→ Directions: Return the count of lines that hold the string "Juvenile", with no other words.

→ The data:
|---|

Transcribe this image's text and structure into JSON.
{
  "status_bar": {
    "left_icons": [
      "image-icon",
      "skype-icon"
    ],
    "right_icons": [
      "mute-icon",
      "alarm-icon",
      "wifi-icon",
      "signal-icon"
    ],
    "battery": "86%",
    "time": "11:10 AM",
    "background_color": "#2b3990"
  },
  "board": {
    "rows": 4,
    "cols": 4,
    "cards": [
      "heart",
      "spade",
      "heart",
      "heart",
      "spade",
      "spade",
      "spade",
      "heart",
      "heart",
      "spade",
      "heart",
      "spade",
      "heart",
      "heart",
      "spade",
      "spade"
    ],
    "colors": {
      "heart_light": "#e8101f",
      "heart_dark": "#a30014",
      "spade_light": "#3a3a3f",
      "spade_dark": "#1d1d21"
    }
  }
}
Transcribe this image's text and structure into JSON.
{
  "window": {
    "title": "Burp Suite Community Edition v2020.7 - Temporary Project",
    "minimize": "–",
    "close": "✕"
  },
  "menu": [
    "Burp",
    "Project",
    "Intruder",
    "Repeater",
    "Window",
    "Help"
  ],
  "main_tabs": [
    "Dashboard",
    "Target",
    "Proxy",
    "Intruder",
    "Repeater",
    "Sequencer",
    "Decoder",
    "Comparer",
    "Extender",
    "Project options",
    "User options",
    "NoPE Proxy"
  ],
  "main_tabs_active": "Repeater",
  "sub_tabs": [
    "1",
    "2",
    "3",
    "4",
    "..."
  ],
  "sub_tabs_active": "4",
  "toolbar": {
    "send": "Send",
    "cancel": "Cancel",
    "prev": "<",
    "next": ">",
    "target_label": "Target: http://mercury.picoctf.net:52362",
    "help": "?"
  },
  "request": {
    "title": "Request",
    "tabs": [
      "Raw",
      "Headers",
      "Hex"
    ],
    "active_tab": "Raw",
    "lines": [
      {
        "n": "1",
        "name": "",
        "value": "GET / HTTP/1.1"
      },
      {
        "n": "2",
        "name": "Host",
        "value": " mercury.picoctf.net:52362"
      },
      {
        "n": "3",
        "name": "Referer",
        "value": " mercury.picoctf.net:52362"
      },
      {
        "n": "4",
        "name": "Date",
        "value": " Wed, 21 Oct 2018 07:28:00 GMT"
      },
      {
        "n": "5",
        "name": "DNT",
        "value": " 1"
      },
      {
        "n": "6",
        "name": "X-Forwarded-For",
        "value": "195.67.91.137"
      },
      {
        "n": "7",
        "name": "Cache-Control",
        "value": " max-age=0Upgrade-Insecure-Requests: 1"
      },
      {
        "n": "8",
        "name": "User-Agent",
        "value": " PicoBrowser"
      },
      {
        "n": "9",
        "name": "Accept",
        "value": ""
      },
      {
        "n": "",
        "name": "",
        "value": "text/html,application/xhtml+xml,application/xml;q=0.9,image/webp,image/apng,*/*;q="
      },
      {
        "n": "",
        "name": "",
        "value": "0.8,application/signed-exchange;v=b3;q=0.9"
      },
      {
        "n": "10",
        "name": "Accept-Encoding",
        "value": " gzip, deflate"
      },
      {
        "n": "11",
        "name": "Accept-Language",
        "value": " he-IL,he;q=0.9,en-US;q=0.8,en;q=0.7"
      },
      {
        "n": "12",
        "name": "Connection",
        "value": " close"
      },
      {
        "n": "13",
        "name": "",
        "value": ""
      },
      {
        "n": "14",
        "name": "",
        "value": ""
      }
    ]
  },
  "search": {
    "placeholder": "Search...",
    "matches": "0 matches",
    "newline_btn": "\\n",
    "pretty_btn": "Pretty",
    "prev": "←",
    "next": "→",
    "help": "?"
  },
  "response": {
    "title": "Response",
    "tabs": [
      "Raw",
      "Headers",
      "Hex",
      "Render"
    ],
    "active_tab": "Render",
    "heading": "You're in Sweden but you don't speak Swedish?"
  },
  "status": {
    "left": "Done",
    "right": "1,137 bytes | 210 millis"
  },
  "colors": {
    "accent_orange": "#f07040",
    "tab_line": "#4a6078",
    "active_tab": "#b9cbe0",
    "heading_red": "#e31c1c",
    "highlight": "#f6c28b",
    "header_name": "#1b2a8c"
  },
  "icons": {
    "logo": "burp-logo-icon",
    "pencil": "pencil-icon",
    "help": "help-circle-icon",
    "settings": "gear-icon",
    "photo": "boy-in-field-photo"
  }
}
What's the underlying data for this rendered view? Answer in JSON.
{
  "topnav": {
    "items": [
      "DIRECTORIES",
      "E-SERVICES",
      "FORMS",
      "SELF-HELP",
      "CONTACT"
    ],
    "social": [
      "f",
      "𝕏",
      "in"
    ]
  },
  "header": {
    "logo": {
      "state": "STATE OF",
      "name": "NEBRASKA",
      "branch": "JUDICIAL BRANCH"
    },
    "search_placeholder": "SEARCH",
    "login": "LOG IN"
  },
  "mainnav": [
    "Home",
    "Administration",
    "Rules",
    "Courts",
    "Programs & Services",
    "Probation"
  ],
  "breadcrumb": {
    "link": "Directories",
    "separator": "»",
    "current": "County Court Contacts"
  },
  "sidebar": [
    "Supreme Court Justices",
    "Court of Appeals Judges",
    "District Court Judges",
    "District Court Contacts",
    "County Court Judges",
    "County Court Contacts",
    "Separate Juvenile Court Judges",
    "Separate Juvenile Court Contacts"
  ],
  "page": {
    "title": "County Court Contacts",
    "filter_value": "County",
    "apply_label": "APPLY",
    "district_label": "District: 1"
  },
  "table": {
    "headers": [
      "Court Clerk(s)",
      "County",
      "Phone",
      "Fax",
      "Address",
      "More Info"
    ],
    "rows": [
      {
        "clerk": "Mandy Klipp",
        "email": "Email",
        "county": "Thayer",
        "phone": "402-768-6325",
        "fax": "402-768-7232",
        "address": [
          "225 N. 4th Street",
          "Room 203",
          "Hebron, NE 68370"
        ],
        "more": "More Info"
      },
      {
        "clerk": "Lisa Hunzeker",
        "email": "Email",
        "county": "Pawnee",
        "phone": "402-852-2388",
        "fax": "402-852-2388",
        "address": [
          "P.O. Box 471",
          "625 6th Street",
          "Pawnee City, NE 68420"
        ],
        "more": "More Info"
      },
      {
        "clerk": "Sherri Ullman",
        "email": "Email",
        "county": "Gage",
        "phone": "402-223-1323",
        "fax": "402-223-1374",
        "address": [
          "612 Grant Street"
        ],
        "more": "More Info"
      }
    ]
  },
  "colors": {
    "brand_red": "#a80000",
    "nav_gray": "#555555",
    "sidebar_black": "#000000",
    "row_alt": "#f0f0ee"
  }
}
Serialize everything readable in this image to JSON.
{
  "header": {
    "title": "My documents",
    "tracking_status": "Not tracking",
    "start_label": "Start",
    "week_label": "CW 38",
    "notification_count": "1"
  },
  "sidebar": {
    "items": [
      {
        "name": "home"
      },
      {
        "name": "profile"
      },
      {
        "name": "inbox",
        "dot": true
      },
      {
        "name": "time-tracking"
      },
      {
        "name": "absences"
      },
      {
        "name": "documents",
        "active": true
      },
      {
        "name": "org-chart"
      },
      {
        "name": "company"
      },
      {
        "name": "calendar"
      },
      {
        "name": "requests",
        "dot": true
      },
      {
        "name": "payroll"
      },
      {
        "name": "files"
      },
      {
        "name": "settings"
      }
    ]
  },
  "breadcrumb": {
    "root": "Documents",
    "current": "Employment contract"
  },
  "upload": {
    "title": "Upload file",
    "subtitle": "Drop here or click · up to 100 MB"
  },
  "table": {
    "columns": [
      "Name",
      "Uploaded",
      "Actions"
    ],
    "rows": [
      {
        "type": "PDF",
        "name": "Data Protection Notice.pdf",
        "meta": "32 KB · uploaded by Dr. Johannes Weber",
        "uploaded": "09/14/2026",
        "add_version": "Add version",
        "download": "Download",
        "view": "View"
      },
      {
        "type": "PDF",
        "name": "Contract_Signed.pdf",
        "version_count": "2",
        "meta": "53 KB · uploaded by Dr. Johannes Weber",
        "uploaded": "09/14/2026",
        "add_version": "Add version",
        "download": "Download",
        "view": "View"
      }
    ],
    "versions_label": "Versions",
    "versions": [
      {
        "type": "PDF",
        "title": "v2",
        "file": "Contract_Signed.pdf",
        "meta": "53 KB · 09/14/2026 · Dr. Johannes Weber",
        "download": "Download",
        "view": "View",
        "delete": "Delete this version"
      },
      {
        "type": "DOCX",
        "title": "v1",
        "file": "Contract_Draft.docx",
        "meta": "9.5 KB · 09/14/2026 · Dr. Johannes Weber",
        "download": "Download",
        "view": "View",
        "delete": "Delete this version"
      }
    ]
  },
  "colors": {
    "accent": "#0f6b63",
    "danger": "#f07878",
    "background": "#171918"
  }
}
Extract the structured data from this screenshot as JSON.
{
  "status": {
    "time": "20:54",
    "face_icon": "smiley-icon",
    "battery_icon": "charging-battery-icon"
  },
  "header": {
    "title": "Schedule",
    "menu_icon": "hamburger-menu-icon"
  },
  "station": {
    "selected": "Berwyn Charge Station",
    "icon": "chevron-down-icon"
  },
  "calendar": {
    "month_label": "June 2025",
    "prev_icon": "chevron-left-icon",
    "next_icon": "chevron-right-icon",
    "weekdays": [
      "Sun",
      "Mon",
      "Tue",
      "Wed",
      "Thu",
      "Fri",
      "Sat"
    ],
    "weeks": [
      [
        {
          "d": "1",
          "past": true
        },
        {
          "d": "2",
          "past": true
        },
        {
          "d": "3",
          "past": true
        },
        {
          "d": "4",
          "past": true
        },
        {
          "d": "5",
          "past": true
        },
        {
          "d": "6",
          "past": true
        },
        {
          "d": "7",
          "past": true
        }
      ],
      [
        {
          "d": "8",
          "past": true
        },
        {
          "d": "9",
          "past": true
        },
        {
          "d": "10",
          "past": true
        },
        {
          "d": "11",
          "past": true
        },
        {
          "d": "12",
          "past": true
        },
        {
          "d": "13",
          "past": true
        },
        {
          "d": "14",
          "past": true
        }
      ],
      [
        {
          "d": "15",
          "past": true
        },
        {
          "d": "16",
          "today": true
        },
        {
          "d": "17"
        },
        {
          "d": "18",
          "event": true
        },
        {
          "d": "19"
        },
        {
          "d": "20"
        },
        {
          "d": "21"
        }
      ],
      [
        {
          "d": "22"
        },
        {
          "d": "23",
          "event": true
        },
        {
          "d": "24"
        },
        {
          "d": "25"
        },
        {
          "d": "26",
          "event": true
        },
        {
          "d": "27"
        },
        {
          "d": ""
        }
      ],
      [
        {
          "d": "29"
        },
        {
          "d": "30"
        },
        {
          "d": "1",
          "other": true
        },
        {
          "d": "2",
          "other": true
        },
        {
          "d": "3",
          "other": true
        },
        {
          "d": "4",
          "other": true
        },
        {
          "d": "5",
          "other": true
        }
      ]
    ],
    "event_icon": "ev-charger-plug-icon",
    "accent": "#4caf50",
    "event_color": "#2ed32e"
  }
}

|---|

→ Expected output: 2